» Records from a collection of figures
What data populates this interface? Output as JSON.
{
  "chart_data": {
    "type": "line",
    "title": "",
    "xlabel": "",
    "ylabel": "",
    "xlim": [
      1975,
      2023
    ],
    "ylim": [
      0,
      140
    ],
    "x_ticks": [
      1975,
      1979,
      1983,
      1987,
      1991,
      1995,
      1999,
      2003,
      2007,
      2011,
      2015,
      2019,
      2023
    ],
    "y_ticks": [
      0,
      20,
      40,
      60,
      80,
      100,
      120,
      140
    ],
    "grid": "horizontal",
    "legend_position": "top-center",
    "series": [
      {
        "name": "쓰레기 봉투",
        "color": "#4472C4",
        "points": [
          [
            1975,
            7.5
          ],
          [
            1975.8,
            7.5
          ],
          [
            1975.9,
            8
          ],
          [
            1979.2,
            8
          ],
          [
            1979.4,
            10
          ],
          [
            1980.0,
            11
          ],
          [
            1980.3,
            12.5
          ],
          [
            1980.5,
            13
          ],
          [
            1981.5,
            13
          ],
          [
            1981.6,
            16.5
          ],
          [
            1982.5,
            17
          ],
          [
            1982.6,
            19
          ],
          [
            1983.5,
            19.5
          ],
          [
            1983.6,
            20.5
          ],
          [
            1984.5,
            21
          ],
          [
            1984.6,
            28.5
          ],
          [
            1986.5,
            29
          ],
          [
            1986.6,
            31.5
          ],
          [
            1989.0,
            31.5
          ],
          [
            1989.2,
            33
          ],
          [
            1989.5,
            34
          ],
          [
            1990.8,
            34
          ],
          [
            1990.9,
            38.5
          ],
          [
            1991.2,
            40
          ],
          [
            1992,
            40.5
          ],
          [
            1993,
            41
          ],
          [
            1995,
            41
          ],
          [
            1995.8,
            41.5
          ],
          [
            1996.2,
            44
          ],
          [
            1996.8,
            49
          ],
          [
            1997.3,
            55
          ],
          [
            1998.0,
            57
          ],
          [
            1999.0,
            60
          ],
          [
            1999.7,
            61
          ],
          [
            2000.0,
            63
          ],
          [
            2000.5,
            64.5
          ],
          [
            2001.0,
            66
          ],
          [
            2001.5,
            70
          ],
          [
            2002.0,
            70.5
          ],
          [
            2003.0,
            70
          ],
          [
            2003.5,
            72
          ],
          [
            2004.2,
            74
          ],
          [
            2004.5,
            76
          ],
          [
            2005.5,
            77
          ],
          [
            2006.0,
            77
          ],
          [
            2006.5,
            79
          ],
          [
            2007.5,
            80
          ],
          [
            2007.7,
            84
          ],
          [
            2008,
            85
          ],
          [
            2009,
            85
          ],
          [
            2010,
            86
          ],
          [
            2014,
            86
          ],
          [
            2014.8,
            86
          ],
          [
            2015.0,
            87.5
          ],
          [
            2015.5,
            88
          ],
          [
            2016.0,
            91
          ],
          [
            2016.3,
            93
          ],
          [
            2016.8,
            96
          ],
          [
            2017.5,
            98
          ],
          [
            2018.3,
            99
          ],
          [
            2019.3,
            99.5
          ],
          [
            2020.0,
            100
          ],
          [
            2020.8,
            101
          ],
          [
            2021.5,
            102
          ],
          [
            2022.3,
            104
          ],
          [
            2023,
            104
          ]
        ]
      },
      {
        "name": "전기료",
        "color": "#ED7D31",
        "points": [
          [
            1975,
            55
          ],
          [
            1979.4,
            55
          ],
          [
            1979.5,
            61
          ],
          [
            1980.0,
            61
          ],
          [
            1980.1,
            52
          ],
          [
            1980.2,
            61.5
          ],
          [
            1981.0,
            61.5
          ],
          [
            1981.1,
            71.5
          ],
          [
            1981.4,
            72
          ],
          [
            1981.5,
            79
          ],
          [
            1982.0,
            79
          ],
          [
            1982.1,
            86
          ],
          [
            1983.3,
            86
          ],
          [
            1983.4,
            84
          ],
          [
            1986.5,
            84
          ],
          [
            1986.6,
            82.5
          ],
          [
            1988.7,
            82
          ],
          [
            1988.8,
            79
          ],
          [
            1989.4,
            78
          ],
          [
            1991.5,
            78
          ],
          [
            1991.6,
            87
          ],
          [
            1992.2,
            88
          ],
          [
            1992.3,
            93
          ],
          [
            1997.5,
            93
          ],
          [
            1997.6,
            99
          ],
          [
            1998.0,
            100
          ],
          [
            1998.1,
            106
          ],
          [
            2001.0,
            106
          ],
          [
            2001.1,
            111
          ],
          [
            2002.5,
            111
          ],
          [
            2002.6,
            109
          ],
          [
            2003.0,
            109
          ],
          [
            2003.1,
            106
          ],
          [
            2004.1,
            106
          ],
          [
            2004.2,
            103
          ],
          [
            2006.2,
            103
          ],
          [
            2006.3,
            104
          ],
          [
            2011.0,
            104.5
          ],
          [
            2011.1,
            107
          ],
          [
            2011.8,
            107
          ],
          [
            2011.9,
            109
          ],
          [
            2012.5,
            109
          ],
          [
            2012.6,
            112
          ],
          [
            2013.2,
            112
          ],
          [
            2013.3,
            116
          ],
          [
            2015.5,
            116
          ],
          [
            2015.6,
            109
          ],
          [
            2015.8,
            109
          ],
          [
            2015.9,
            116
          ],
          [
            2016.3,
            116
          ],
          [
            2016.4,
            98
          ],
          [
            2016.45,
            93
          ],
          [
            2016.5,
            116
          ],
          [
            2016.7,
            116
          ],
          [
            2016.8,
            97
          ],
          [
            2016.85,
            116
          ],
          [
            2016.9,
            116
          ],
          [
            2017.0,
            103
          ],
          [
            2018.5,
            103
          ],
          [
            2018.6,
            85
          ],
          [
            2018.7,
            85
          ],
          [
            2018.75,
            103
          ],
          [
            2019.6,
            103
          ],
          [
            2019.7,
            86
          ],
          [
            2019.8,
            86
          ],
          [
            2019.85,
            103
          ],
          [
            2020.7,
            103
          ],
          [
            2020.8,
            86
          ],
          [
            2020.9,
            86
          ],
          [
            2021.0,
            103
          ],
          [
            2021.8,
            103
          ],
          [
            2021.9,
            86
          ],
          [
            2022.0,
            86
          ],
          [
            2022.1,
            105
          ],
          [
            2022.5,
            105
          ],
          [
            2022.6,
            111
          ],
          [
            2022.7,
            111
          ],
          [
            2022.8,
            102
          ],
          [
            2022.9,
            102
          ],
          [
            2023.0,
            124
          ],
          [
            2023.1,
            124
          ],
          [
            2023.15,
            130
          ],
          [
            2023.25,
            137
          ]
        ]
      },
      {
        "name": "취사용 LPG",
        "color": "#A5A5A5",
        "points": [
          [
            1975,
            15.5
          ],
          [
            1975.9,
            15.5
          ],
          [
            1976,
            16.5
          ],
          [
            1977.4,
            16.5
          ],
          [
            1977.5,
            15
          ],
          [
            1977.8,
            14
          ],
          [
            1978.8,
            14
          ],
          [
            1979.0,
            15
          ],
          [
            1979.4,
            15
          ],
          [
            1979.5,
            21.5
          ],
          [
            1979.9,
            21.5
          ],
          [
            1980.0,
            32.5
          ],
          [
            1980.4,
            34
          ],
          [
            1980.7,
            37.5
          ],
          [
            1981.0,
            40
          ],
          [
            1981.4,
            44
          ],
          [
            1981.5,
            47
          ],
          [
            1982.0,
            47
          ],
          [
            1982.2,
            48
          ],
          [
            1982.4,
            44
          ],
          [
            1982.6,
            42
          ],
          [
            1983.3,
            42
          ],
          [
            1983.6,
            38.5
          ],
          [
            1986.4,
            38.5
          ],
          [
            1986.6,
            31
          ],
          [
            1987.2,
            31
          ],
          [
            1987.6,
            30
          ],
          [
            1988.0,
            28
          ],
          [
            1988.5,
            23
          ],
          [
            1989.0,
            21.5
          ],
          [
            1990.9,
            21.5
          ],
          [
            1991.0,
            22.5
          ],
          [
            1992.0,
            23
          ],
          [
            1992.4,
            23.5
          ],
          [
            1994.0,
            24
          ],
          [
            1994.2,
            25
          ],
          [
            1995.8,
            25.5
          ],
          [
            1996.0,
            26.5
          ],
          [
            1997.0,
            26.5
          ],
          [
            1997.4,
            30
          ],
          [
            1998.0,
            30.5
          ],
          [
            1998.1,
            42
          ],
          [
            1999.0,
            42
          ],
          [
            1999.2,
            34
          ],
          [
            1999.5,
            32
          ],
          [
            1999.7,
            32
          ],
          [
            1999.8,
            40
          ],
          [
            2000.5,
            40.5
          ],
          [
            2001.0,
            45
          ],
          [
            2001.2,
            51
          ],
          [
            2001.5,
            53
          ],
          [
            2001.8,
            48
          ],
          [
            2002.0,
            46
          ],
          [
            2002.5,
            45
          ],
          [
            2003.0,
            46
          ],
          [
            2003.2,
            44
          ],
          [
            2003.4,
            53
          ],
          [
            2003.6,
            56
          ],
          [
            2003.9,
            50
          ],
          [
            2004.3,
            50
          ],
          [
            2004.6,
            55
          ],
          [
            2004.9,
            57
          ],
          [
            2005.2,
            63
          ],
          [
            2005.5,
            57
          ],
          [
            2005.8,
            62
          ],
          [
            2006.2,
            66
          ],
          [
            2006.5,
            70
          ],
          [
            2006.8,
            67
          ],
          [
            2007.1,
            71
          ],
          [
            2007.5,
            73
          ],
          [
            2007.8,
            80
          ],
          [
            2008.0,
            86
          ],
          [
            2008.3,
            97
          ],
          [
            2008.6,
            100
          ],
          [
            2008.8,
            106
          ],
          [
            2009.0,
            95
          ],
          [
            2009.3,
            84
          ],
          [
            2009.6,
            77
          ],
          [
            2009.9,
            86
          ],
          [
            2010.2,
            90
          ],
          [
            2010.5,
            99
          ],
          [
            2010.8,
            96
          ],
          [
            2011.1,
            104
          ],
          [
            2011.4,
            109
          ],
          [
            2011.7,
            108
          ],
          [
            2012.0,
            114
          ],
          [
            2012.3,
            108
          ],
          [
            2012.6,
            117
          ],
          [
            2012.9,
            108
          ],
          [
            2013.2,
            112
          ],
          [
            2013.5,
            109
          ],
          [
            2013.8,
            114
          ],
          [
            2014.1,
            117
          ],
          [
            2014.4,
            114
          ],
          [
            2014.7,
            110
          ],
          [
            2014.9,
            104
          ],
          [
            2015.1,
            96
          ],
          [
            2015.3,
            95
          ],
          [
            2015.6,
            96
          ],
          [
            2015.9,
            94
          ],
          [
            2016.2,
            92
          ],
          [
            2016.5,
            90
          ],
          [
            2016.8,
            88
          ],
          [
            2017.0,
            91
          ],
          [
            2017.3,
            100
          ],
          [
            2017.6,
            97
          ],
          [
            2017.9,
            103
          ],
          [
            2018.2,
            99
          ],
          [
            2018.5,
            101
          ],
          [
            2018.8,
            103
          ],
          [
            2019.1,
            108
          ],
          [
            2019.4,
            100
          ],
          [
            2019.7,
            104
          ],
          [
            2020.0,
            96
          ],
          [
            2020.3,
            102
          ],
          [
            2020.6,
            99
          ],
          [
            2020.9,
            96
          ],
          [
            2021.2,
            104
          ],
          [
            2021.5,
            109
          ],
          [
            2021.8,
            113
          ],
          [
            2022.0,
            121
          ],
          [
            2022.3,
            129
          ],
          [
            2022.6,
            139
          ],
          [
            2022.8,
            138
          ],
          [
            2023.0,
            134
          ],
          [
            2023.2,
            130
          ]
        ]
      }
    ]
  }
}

» Given request
The answer is one number: how many lines of the material above contain "color".

» Exercise result
3